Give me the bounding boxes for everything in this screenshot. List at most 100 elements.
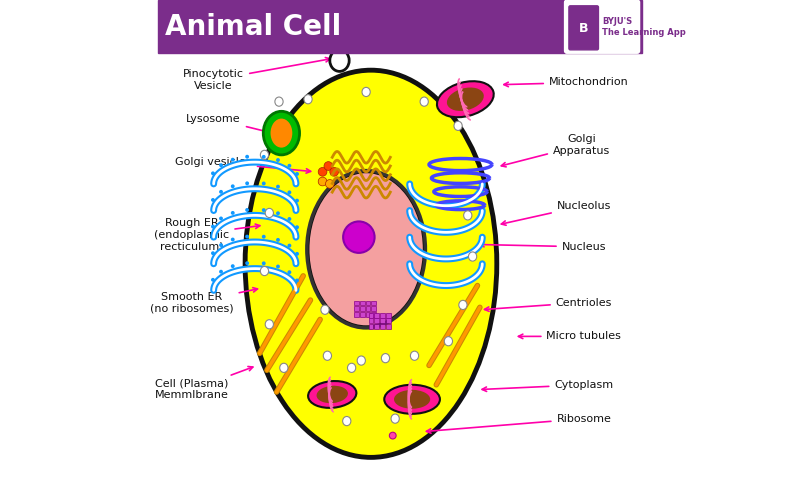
Ellipse shape [287,217,291,221]
Bar [369,318,374,323]
Ellipse shape [295,198,299,202]
Ellipse shape [394,390,430,408]
Ellipse shape [330,50,349,71]
Bar [380,318,385,323]
Text: Micro tubules: Micro tubules [518,332,622,341]
Text: Golgi
Apparatus: Golgi Apparatus [502,135,610,167]
Ellipse shape [219,270,223,273]
Ellipse shape [211,225,215,228]
Ellipse shape [357,356,366,365]
Bar [354,312,359,317]
Bar [380,313,385,318]
FancyBboxPatch shape [569,6,598,50]
Ellipse shape [469,252,477,261]
Ellipse shape [276,265,280,269]
Ellipse shape [231,238,234,242]
Ellipse shape [262,182,266,185]
Ellipse shape [263,111,299,155]
Bar [386,324,391,329]
Ellipse shape [295,278,299,282]
Ellipse shape [287,190,291,194]
Text: Cytoplasm: Cytoplasm [482,380,614,392]
Ellipse shape [295,225,299,229]
Ellipse shape [287,164,291,167]
Text: BYJU'S
The Learning App: BYJU'S The Learning App [602,16,686,37]
Ellipse shape [211,251,215,255]
Ellipse shape [384,385,440,414]
Ellipse shape [420,97,428,106]
Ellipse shape [246,261,249,265]
Bar [366,301,370,305]
Ellipse shape [342,416,351,426]
Ellipse shape [382,353,390,363]
Bar [374,318,379,323]
Bar [354,306,359,311]
Text: Smooth ER
(no ribosomes): Smooth ER (no ribosomes) [150,287,258,313]
Ellipse shape [211,171,215,175]
Ellipse shape [287,243,291,247]
Ellipse shape [391,414,399,423]
Ellipse shape [447,88,484,111]
Ellipse shape [347,363,356,373]
Ellipse shape [211,198,215,202]
Text: Cell (Plasma)
Memmlbrane: Cell (Plasma) Memmlbrane [155,366,253,400]
Bar [366,306,370,311]
Ellipse shape [304,94,312,104]
Ellipse shape [326,180,334,188]
Ellipse shape [266,208,274,218]
Ellipse shape [459,300,467,310]
Text: Pinocytotic
Vesicle: Pinocytotic Vesicle [183,58,330,91]
Ellipse shape [219,216,223,220]
Text: Centrioles: Centrioles [485,298,612,311]
Ellipse shape [454,121,462,131]
Ellipse shape [390,432,396,439]
Ellipse shape [337,45,342,51]
Ellipse shape [464,211,472,220]
Bar [354,301,359,305]
Text: Nucleolus: Nucleolus [502,201,611,225]
Bar [360,306,365,311]
Ellipse shape [343,222,374,253]
Ellipse shape [246,235,249,239]
Ellipse shape [231,184,234,188]
Text: Ribosome: Ribosome [426,414,611,433]
Ellipse shape [246,208,249,212]
Ellipse shape [276,238,280,242]
Ellipse shape [260,266,269,276]
Bar [371,312,376,317]
Text: Animal Cell: Animal Cell [166,13,342,41]
Ellipse shape [318,177,327,186]
Ellipse shape [262,261,266,265]
Bar [371,306,376,311]
Ellipse shape [317,386,348,403]
Text: B: B [578,22,588,34]
FancyBboxPatch shape [565,0,639,53]
Ellipse shape [308,172,424,327]
Ellipse shape [245,70,497,457]
Ellipse shape [318,167,327,176]
Ellipse shape [231,158,234,162]
Ellipse shape [410,351,418,360]
Ellipse shape [219,190,223,194]
Ellipse shape [280,363,288,373]
Bar [360,301,365,305]
Ellipse shape [437,81,494,117]
Text: Rough ER
(endoplasmic
recticulum): Rough ER (endoplasmic recticulum) [154,218,260,251]
Ellipse shape [219,243,223,247]
Bar [360,312,365,317]
Bar [380,324,385,329]
Ellipse shape [295,252,299,256]
Bar [371,301,376,305]
Ellipse shape [262,208,266,212]
Text: Golgi vesicles: Golgi vesicles [175,157,310,173]
Ellipse shape [276,185,280,189]
Ellipse shape [330,167,338,176]
Ellipse shape [246,155,249,159]
Ellipse shape [211,278,215,282]
Ellipse shape [444,337,453,346]
Ellipse shape [246,182,249,185]
Ellipse shape [262,155,266,159]
Ellipse shape [362,87,370,97]
Bar [386,318,391,323]
Text: Mitochondrion: Mitochondrion [504,77,629,87]
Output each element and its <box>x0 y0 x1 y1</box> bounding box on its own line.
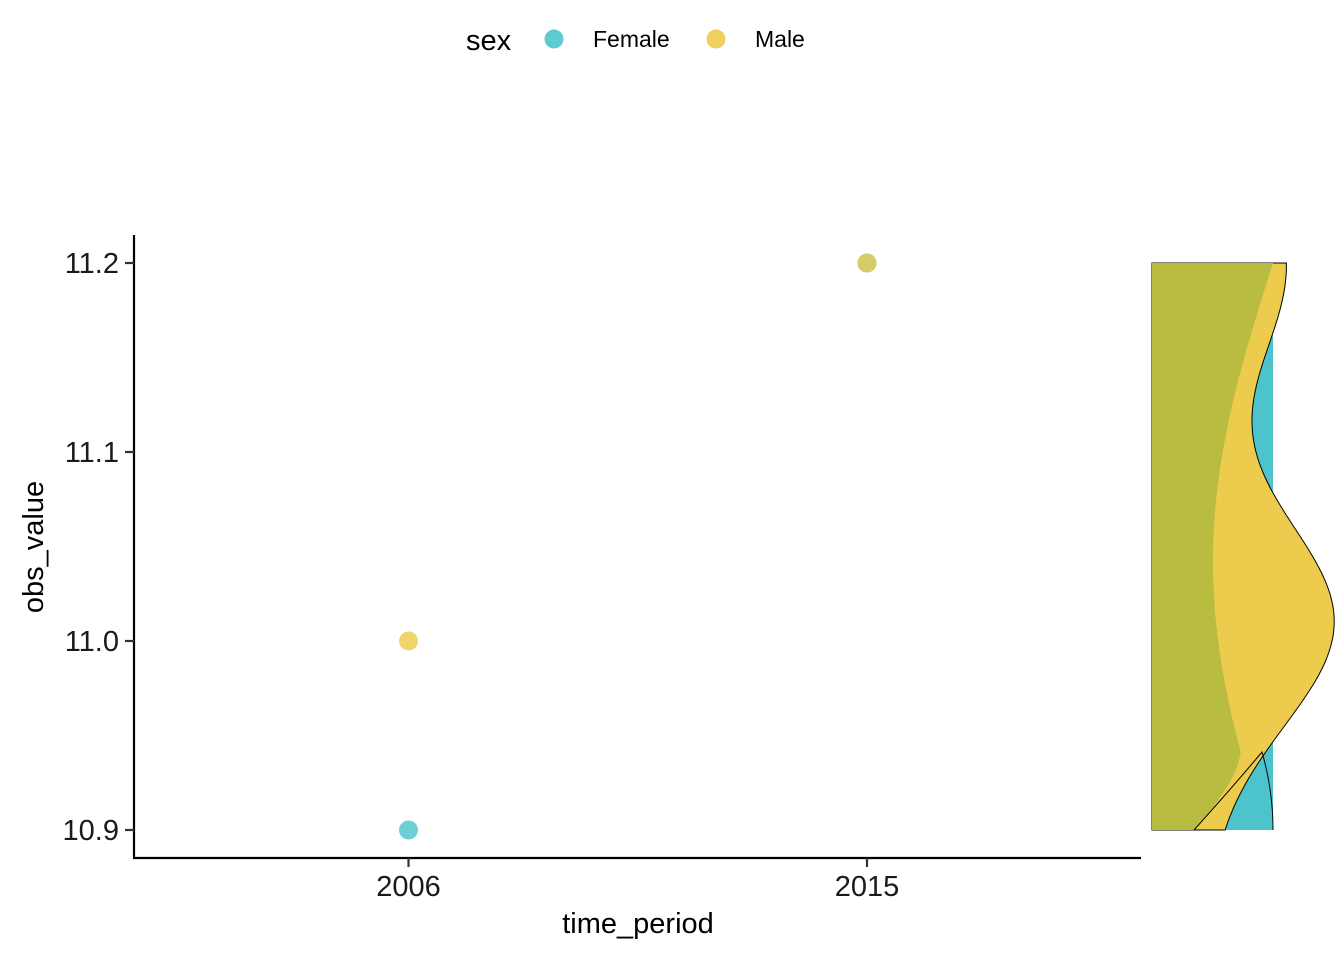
x-tick-label: 2006 <box>376 871 441 903</box>
y-tick-label: 10.9 <box>63 815 119 847</box>
point-female <box>399 820 418 840</box>
y-tick-label: 11.2 <box>65 248 119 280</box>
legend: sex Female Male <box>466 25 805 57</box>
x-axis-ticks: 2006 2015 <box>376 858 899 903</box>
data-points <box>399 253 877 840</box>
y-tick-label: 11.0 <box>65 626 119 658</box>
y-axis-title: obs_value <box>18 481 50 613</box>
density-overlap <box>1152 263 1273 830</box>
y-axis-ticks: 10.9 11.0 11.1 11.2 <box>63 248 134 847</box>
legend-key-female <box>544 29 564 49</box>
point-male <box>399 631 418 651</box>
point-male <box>857 253 877 273</box>
y-tick-label: 11.1 <box>65 437 119 469</box>
legend-title: sex <box>466 25 512 57</box>
legend-key-male <box>706 29 726 49</box>
legend-label-female: Female <box>593 26 670 52</box>
x-axis-title: time_period <box>562 908 714 940</box>
density-female-outline <box>1193 750 1274 831</box>
marginal-density-panel <box>1151 262 1335 831</box>
x-tick-label: 2015 <box>835 871 900 903</box>
legend-label-male: Male <box>755 26 805 52</box>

* DIRECTION *
Quote the lines from the line containing "x-tick-label: 2006 <box>376 871 441 903</box>" through the line containing "density-female-outline <box>1193 750", including both.

* COMPLETE RESPONSE *
x-tick-label: 2006 <box>376 871 441 903</box>
y-tick-label: 10.9 <box>63 815 119 847</box>
point-female <box>399 820 418 840</box>
y-tick-label: 11.2 <box>65 248 119 280</box>
legend: sex Female Male <box>466 25 805 57</box>
x-axis-ticks: 2006 2015 <box>376 858 899 903</box>
data-points <box>399 253 877 840</box>
y-tick-label: 11.0 <box>65 626 119 658</box>
y-axis-title: obs_value <box>18 481 50 613</box>
density-overlap <box>1152 263 1273 830</box>
y-axis-ticks: 10.9 11.0 11.1 11.2 <box>63 248 134 847</box>
legend-key-female <box>544 29 564 49</box>
point-male <box>399 631 418 651</box>
point-male <box>857 253 877 273</box>
y-tick-label: 11.1 <box>65 437 119 469</box>
legend-title: sex <box>466 25 512 57</box>
legend-key-male <box>706 29 726 49</box>
legend-label-female: Female <box>593 26 670 52</box>
x-axis-title: time_period <box>562 908 714 940</box>
density-female-outline <box>1193 750 1274 831</box>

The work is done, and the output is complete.